[HOT] AAAAAAAAAAAAAARRRRRRRRGH!

Pierre Béland pierzenh at yahoo.fr
Thu Apr 30 16:31:55 UTC 2015


this is a good descrption of crowmapping. 

We have to move from unstructured info and gradually give more signification to it. exchanging as we do this week helps progress. 

That's part of the motivation to participate to this humanitarian community and response.

cheers all. 
Pierre 

      De : Jonathan Webb <jonathan at jwebbgis.co.uk>
 À : hot at openstreetmap.org 
 Envoyé le : Jeudi 30 avril 2015 11h58
 Objet : Re: [HOT] AAAAAAAAAAAAAARRRRRRRRGH!
   
  Thanks Nick,
 Glad I pitched in - I nearly deleted my post as an outsider...
 
 I have found and been pointed to (by you & others) a load of useful info - there is not necessarily a shortage of info, just that it's in disparate places & I think this is the key issue.  In constructing this reply, I have found much of what I need to know but each strand isn't quite complete in itself & you need to find enough strands.  Ideally all the info would be in one place, in a coherent house style but that probably isn't possible.  I could have a go at that but I'd need a bit more mapping experience under my belt first.
 
 Re your link - on the whole it is very helpful. First off, I would prefer the font to be a tad larger as there is a lot of text & I'm pushing 50 (I saw another older respondent as well so I'm not alone) & my eyes aren't what they were.

» **Given information**:
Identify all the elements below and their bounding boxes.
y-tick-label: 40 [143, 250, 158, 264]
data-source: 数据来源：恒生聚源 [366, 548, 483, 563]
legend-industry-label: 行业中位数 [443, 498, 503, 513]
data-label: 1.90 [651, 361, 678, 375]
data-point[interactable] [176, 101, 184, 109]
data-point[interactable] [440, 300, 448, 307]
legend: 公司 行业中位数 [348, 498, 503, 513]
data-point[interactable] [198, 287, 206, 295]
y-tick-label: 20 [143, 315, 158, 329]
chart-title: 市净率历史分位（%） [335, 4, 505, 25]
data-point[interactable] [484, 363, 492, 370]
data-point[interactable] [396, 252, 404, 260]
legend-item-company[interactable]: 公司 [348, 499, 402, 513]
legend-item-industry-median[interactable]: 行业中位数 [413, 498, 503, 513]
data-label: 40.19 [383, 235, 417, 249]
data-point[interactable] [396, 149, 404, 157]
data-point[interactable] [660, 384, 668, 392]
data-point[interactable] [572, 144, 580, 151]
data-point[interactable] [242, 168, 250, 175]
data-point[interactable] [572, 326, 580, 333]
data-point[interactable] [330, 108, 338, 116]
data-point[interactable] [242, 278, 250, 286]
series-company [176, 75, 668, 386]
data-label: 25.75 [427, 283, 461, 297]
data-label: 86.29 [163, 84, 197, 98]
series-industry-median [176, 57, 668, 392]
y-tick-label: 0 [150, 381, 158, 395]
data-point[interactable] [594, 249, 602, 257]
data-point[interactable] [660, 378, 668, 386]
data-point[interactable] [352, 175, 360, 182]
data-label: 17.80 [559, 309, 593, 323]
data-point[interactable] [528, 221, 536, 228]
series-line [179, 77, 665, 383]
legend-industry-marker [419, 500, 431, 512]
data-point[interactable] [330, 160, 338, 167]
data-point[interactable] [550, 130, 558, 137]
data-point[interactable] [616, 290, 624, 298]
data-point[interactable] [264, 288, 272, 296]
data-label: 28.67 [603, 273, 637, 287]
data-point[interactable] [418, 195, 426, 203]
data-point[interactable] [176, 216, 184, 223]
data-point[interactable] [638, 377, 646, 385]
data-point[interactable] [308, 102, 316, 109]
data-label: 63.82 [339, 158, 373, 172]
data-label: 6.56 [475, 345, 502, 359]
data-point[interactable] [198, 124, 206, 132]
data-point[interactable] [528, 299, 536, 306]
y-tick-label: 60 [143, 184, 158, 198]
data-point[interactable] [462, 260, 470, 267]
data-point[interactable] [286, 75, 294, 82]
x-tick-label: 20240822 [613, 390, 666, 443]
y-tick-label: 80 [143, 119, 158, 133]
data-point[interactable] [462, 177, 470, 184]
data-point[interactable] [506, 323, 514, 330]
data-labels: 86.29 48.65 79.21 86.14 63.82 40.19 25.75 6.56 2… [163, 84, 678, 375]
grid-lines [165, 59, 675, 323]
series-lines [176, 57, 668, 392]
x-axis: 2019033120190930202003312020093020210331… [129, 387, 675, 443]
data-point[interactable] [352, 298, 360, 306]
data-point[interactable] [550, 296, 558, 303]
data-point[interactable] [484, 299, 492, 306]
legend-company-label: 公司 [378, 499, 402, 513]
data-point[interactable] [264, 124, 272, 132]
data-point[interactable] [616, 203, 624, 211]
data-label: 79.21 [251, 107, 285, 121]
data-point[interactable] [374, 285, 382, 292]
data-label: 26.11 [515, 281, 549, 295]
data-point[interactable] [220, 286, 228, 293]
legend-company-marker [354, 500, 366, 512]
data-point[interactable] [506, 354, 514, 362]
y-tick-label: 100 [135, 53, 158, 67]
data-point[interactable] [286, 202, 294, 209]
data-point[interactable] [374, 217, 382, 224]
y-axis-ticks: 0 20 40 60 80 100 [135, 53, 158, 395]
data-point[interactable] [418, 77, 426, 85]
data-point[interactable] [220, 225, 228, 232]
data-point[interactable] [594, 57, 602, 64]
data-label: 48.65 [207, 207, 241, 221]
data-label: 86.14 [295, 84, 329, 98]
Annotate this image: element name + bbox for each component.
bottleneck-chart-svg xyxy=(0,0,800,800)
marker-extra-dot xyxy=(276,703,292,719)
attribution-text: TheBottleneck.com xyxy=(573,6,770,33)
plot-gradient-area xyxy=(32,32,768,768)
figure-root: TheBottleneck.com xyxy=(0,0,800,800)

» **Exercise prompt**:
From the mailing-list message above, reproduce the passage starting with "We have to move" and going on through "cheers all.".

» **Response below**:
We have to move from unstructured info and gradually give more signification to it. exchanging as we do this week helps progress. 

That's part of the motivation to participate to this humanitarian community and response.

cheers all.